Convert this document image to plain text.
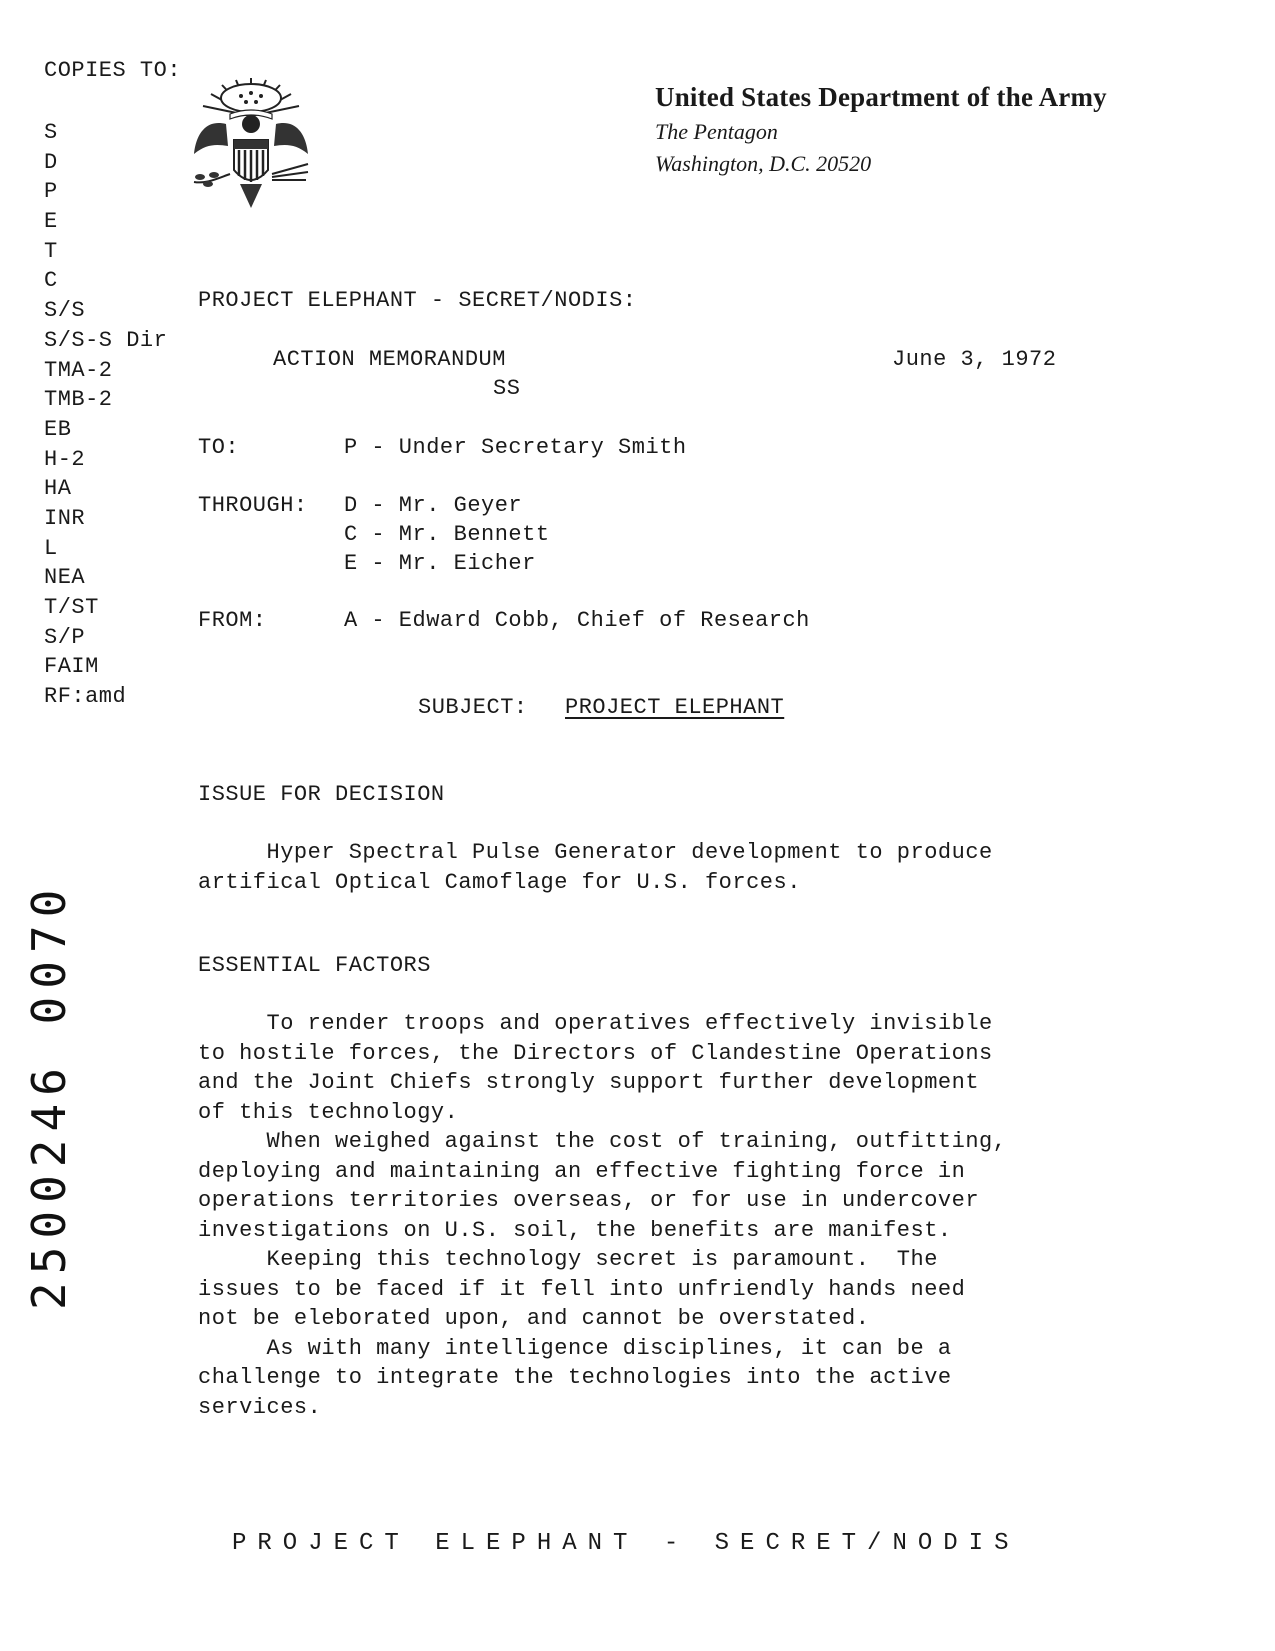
COPIES TO:
S
D
P
E
T
C
S/S
S/S-S Dir
TMA-2
TMB-2
EB
H-2
HA
INR
L
NEA
T/ST
S/P
FAIM
RF:amd
United States Department of the Army
The Pentagon
Washington, D.C. 20520
PROJECT ELEPHANT - SECRET/NODIS:
ACTION MEMORANDUM	June 3, 1972
SS
TO:	P - Under Secretary Smith
THROUGH: D - Mr. Geyer
C - Mr. Bennett
E - Mr. Eicher
FROM:	A - Edward Cobb, Chief of Research
SUBJECT: PROJECT ELEPHANT
ISSUE FOR DECISION
Hyper Spectral Pulse Generator development to produce
artifical Optical Camoflage for U.S. forces.
ESSENTIAL FACTORS
To render troops and operatives effectively invisible
to hostile forces, the Directors of Clandestine Operations
and the Joint Chiefs strongly support further development
of this technology.
When weighed against the cost of training, outfitting,
deploying and maintaining an effective fighting force in
operations territories overseas, or for use in undercover
investigations on U.S. soil, the benefits are manifest.
Keeping this technology secret is paramount.  The
issues to be faced if it fell into unfriendly hands need
not be eleborated upon, and cannot be overstated.
As with many intelligence disciplines, it can be a
challenge to integrate the technologies into the active
services.
2500246 0070
PROJECT ELEPHANT - SECRET/NODIS
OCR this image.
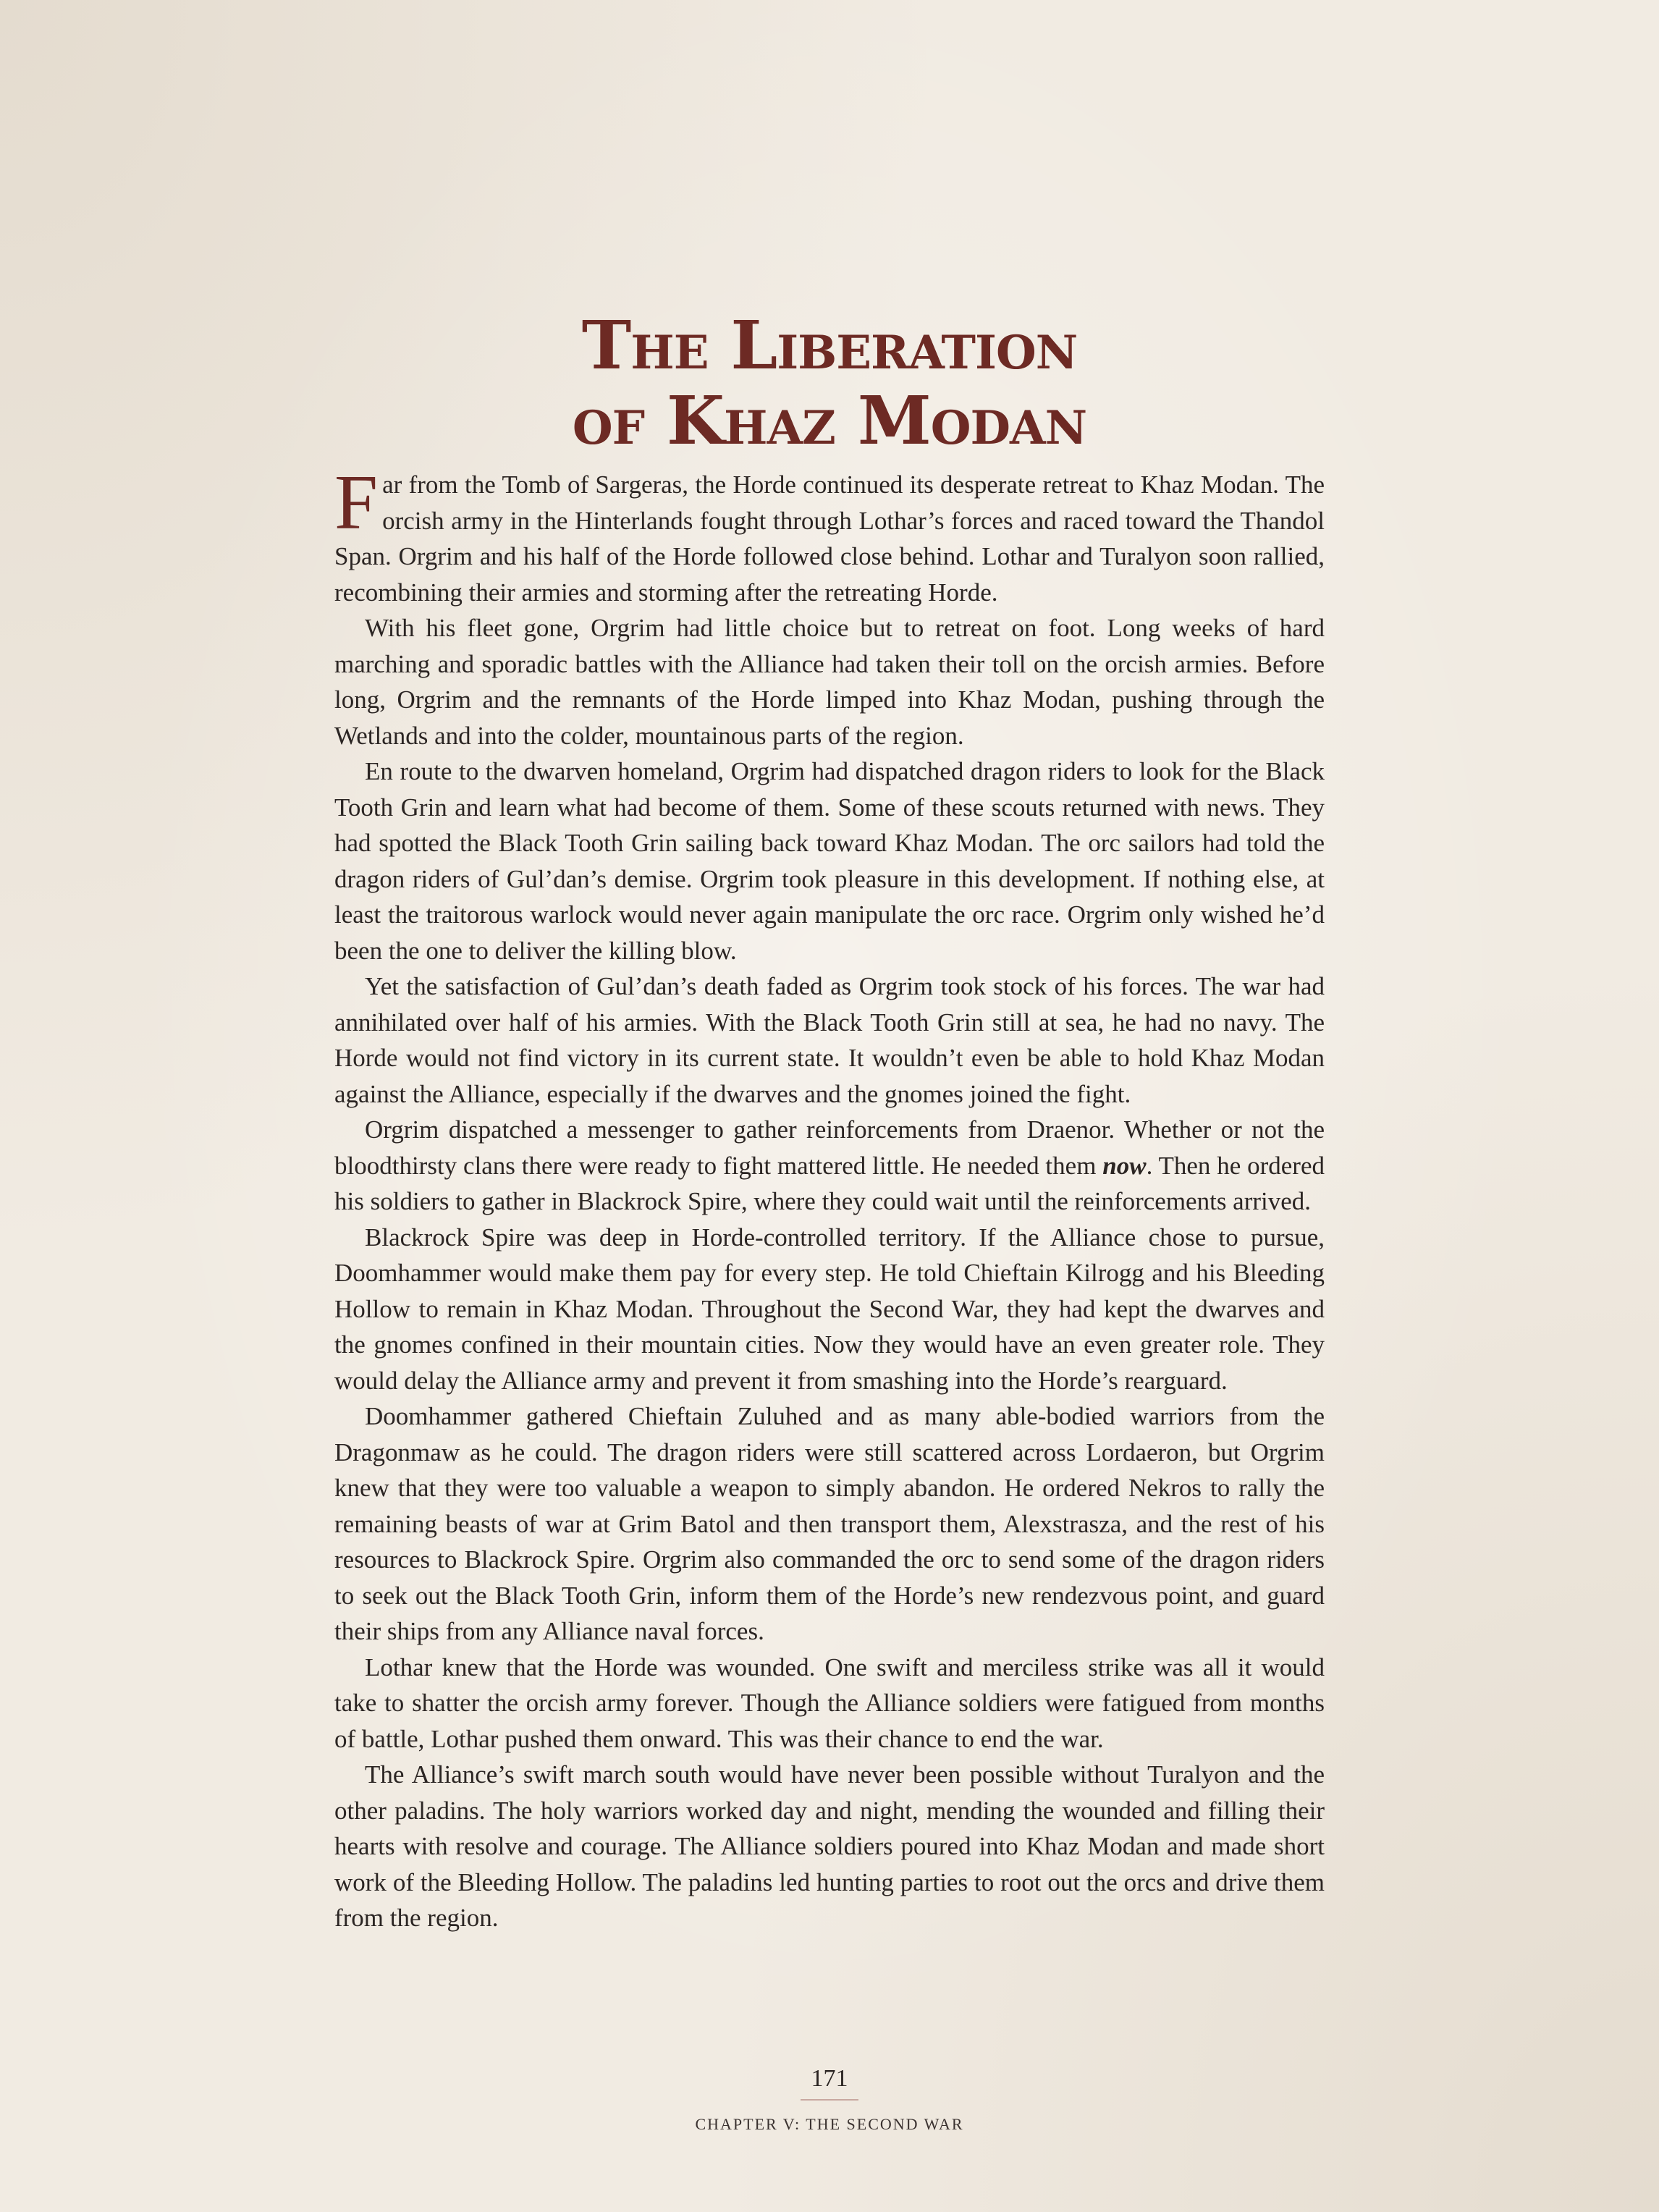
The Liberation
of Khaz Modan

Far from the Tomb of Sargeras, the Horde continued its desperate retreat to Khaz Modan. The orcish army in the Hinterlands fought through Lothar’s forces and raced toward the Thandol Span. Orgrim and his half of the Horde followed close behind. Lothar and Turalyon soon rallied, recombining their armies and storming after the retreating Horde.

With his fleet gone, Orgrim had little choice but to retreat on foot. Long weeks of hard marching and sporadic battles with the Alliance had taken their toll on the orcish armies. Before long, Orgrim and the remnants of the Horde limped into Khaz Modan, pushing through the Wetlands and into the colder, mountainous parts of the region.

En route to the dwarven homeland, Orgrim had dispatched dragon riders to look for the Black Tooth Grin and learn what had become of them. Some of these scouts returned with news. They had spotted the Black Tooth Grin sailing back toward Khaz Modan. The orc sailors had told the dragon riders of Gul’dan’s demise. Orgrim took pleasure in this development. If nothing else, at least the traitorous warlock would never again manipulate the orc race. Orgrim only wished he’d been the one to deliver the killing blow.

Yet the satisfaction of Gul’dan’s death faded as Orgrim took stock of his forces. The war had annihilated over half of his armies. With the Black Tooth Grin still at sea, he had no navy. The Horde would not find victory in its current state. It wouldn’t even be able to hold Khaz Modan against the Alliance, especially if the dwarves and the gnomes joined the fight.

Orgrim dispatched a messenger to gather reinforcements from Draenor. Whether or not the bloodthirsty clans there were ready to fight mattered little. He needed them now. Then he ordered his soldiers to gather in Blackrock Spire, where they could wait until the reinforcements arrived.

Blackrock Spire was deep in Horde-controlled territory. If the Alliance chose to pursue, Doomhammer would make them pay for every step. He told Chieftain Kilrogg and his Bleeding Hollow to remain in Khaz Modan. Throughout the Second War, they had kept the dwarves and the gnomes confined in their mountain cities. Now they would have an even greater role. They would delay the Alliance army and prevent it from smashing into the Horde’s rearguard.

Doomhammer gathered Chieftain Zuluhed and as many able-bodied warriors from the Dragonmaw as he could. The dragon riders were still scattered across Lordaeron, but Orgrim knew that they were too valuable a weapon to simply abandon. He ordered Nekros to rally the remaining beasts of war at Grim Batol and then transport them, Alexstrasza, and the rest of his resources to Blackrock Spire. Orgrim also commanded the orc to send some of the dragon riders to seek out the Black Tooth Grin, inform them of the Horde’s new rendezvous point, and guard their ships from any Alliance naval forces.

Lothar knew that the Horde was wounded. One swift and merciless strike was all it would take to shatter the orcish army forever. Though the Alliance soldiers were fatigued from months of battle, Lothar pushed them onward. This was their chance to end the war.

The Alliance’s swift march south would have never been possible without Turalyon and the other paladins. The holy warriors worked day and night, mending the wounded and filling their hearts with resolve and courage. The Alliance soldiers poured into Khaz Modan and made short work of the Bleeding Hollow. The paladins led hunting parties to root out the orcs and drive them from the region.

171
CHAPTER V: THE SECOND WAR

- EXERCISE DETAILS -
Transcribe the whole listing, character for character, but not its images.

- RIGHT ANSWER -
Convert this document image to plain text.
COPIES TO:
S
D
P
E
T
C
S/S
S/S-S Dir
TMA-2
TMB-2
EB
H-2
HA
INR
L
NEA
T/ST
S/P
FAIM
RF:amd
United States Department of the Army
The Pentagon
Washington, D.C. 20520
PROJECT ELEPHANT - SECRET/NODIS:
ACTION MEMORANDUM	June 3, 1972
SS
TO:	P - Under Secretary Smith
THROUGH: D - Mr. Geyer
C - Mr. Bennett
E - Mr. Eicher
FROM:	A - Edward Cobb, Chief of Research
SUBJECT: PROJECT ELEPHANT
ISSUE FOR DECISION
Hyper Spectral Pulse Generator development to produce
artifical Optical Camoflage for U.S. forces.
ESSENTIAL FACTORS
To render troops and operatives effectively invisible
to hostile forces, the Directors of Clandestine Operations
and the Joint Chiefs strongly support further development
of this technology.
When weighed against the cost of training, outfitting,
deploying and maintaining an effective fighting force in
operations territories overseas, or for use in undercover
investigations on U.S. soil, the benefits are manifest.
Keeping this technology secret is paramount.  The
issues to be faced if it fell into unfriendly hands need
not be eleborated upon, and cannot be overstated.
As with many intelligence disciplines, it can be a
challenge to integrate the technologies into the active
services.
2500246 0070
PROJECT ELEPHANT - SECRET/NODIS
OCR this image.
The Liberation
of Khaz Modan

Far from the Tomb of Sargeras, the Horde continued its desperate retreat to Khaz Modan. The orcish army in the Hinterlands fought through Lothar’s forces and raced toward the Thandol Span. Orgrim and his half of the Horde followed close behind. Lothar and Turalyon soon rallied, recombining their armies and storming after the retreating Horde.

With his fleet gone, Orgrim had little choice but to retreat on foot. Long weeks of hard marching and sporadic battles with the Alliance had taken their toll on the orcish armies. Before long, Orgrim and the remnants of the Horde limped into Khaz Modan, pushing through the Wetlands and into the colder, mountainous parts of the region.

En route to the dwarven homeland, Orgrim had dispatched dragon riders to look for the Black Tooth Grin and learn what had become of them. Some of these scouts returned with news. They had spotted the Black Tooth Grin sailing back toward Khaz Modan. The orc sailors had told the dragon riders of Gul’dan’s demise. Orgrim took pleasure in this development. If nothing else, at least the traitorous warlock would never again manipulate the orc race. Orgrim only wished he’d been the one to deliver the killing blow.

Yet the satisfaction of Gul’dan’s death faded as Orgrim took stock of his forces. The war had annihilated over half of his armies. With the Black Tooth Grin still at sea, he had no navy. The Horde would not find victory in its current state. It wouldn’t even be able to hold Khaz Modan against the Alliance, especially if the dwarves and the gnomes joined the fight.

Orgrim dispatched a messenger to gather reinforcements from Draenor. Whether or not the bloodthirsty clans there were ready to fight mattered little. He needed them now. Then he ordered his soldiers to gather in Blackrock Spire, where they could wait until the reinforcements arrived.

Blackrock Spire was deep in Horde-controlled territory. If the Alliance chose to pursue, Doomhammer would make them pay for every step. He told Chieftain Kilrogg and his Bleeding Hollow to remain in Khaz Modan. Throughout the Second War, they had kept the dwarves and the gnomes confined in their mountain cities. Now they would have an even greater role. They would delay the Alliance army and prevent it from smashing into the Horde’s rearguard.

Doomhammer gathered Chieftain Zuluhed and as many able-bodied warriors from the Dragonmaw as he could. The dragon riders were still scattered across Lordaeron, but Orgrim knew that they were too valuable a weapon to simply abandon. He ordered Nekros to rally the remaining beasts of war at Grim Batol and then transport them, Alexstrasza, and the rest of his resources to Blackrock Spire. Orgrim also commanded the orc to send some of the dragon riders to seek out the Black Tooth Grin, inform them of the Horde’s new rendezvous point, and guard their ships from any Alliance naval forces.

Lothar knew that the Horde was wounded. One swift and merciless strike was all it would take to shatter the orcish army forever. Though the Alliance soldiers were fatigued from months of battle, Lothar pushed them onward. This was their chance to end the war.

The Alliance’s swift march south would have never been possible without Turalyon and the other paladins. The holy warriors worked day and night, mending the wounded and filling their hearts with resolve and courage. The Alliance soldiers poured into Khaz Modan and made short work of the Bleeding Hollow. The paladins led hunting parties to root out the orcs and drive them from the region.

171
CHAPTER V: THE SECOND WAR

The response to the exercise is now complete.